• [THE DATA]:
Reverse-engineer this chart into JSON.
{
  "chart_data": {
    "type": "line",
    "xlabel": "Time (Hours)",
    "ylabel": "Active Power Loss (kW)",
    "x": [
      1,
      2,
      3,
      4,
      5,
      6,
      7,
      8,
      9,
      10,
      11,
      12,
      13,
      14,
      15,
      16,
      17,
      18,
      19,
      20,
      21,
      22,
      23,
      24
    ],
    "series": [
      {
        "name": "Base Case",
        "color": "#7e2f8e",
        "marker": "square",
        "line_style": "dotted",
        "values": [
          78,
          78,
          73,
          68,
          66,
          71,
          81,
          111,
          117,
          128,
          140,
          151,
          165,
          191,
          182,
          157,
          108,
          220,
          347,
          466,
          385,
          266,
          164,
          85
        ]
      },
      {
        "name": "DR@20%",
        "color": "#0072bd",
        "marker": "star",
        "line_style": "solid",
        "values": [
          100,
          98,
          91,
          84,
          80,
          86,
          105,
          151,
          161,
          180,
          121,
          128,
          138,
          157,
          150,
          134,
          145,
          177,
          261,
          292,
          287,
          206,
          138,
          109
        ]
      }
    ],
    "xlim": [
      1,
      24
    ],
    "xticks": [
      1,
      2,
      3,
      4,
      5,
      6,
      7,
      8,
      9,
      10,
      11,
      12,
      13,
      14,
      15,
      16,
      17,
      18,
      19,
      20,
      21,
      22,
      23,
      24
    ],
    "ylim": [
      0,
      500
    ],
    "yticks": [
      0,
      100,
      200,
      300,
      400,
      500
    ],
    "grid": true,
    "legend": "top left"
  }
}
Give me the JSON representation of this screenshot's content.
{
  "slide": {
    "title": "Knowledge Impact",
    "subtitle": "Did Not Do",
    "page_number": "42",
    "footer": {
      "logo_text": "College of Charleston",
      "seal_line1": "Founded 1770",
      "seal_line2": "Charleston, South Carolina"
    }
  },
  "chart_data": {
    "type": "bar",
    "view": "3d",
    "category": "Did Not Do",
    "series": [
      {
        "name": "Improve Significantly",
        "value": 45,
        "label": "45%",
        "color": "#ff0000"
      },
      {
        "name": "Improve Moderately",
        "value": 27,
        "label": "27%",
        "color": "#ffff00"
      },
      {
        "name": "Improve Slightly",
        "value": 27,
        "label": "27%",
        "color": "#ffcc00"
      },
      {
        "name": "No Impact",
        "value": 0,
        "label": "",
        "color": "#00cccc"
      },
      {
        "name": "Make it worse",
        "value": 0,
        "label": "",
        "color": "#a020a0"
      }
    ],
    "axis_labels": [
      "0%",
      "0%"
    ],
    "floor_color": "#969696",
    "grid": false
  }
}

• [CHALLENGE]:
Output all of the data again, exactly.

• [SOLUTION TO THIS PROBLEM]:
Reverse-engineer this chart into JSON.
{
  "chart_data": {
    "type": "line",
    "xlabel": "Time (Hours)",
    "ylabel": "Active Power Loss (kW)",
    "x": [
      1,
      2,
      3,
      4,
      5,
      6,
      7,
      8,
      9,
      10,
      11,
      12,
      13,
      14,
      15,
      16,
      17,
      18,
      19,
      20,
      21,
      22,
      23,
      24
    ],
    "series": [
      {
        "name": "Base Case",
        "color": "#7e2f8e",
        "marker": "square",
        "line_style": "dotted",
        "values": [
          78,
          78,
          73,
          68,
          66,
          71,
          81,
          111,
          117,
          128,
          140,
          151,
          165,
          191,
          182,
          157,
          108,
          220,
          347,
          466,
          385,
          266,
          164,
          85
        ]
      },
      {
        "name": "DR@20%",
        "color": "#0072bd",
        "marker": "star",
        "line_style": "solid",
        "values": [
          100,
          98,
          91,
          84,
          80,
          86,
          105,
          151,
          161,
          180,
          121,
          128,
          138,
          157,
          150,
          134,
          145,
          177,
          261,
          292,
          287,
          206,
          138,
          109
        ]
      }
    ],
    "xlim": [
      1,
      24
    ],
    "xticks": [
      1,
      2,
      3,
      4,
      5,
      6,
      7,
      8,
      9,
      10,
      11,
      12,
      13,
      14,
      15,
      16,
      17,
      18,
      19,
      20,
      21,
      22,
      23,
      24
    ],
    "ylim": [
      0,
      500
    ],
    "yticks": [
      0,
      100,
      200,
      300,
      400,
      500
    ],
    "grid": true,
    "legend": "top left"
  }
}
Give me the JSON representation of this screenshot's content.
{
  "slide": {
    "title": "Knowledge Impact",
    "subtitle": "Did Not Do",
    "page_number": "42",
    "footer": {
      "logo_text": "College of Charleston",
      "seal_line1": "Founded 1770",
      "seal_line2": "Charleston, South Carolina"
    }
  },
  "chart_data": {
    "type": "bar",
    "view": "3d",
    "category": "Did Not Do",
    "series": [
      {
        "name": "Improve Significantly",
        "value": 45,
        "label": "45%",
        "color": "#ff0000"
      },
      {
        "name": "Improve Moderately",
        "value": 27,
        "label": "27%",
        "color": "#ffff00"
      },
      {
        "name": "Improve Slightly",
        "value": 27,
        "label": "27%",
        "color": "#ffcc00"
      },
      {
        "name": "No Impact",
        "value": 0,
        "label": "",
        "color": "#00cccc"
      },
      {
        "name": "Make it worse",
        "value": 0,
        "label": "",
        "color": "#a020a0"
      }
    ],
    "axis_labels": [
      "0%",
      "0%"
    ],
    "floor_color": "#969696",
    "grid": false
  }
}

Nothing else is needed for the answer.